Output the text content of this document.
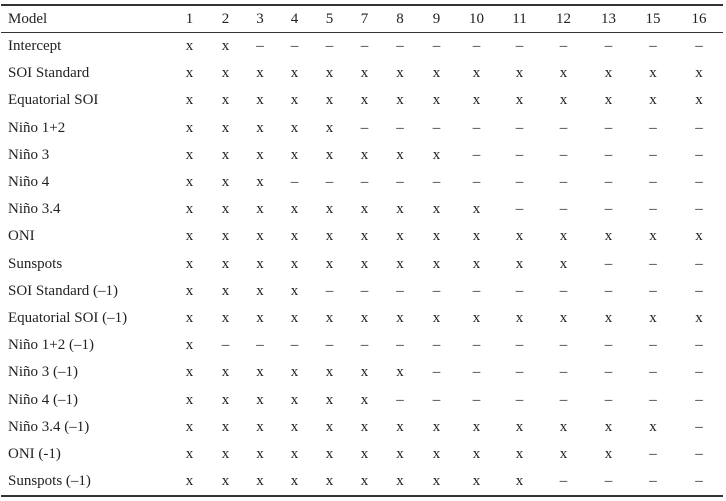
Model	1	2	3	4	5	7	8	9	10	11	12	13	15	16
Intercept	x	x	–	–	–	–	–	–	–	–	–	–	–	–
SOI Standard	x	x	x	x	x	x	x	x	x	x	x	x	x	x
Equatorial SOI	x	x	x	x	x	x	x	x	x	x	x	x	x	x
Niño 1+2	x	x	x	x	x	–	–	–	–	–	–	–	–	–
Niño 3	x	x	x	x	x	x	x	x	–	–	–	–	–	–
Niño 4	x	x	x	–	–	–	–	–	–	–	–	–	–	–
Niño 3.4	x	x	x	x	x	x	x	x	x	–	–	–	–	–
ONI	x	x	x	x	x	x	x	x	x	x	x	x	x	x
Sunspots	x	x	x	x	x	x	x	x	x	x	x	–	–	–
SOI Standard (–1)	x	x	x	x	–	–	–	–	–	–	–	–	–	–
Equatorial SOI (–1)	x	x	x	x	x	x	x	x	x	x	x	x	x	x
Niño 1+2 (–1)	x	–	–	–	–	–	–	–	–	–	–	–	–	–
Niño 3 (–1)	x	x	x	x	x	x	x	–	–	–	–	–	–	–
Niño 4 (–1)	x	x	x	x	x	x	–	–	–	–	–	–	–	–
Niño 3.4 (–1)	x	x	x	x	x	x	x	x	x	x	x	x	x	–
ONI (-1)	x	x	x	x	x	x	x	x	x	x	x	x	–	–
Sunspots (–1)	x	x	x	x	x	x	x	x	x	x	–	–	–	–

-------

**INSTRUCTION**.
In the records above, find each line that holds the word "Sunspots"; copy all such lines.

**TASK OUTPUT**.
Sunspots	x	x	x	x	x	x	x	x	x	x	x	–	–	–
Sunspots (–1)	x	x	x	x	x	x	x	x	x	x	–	–	–	–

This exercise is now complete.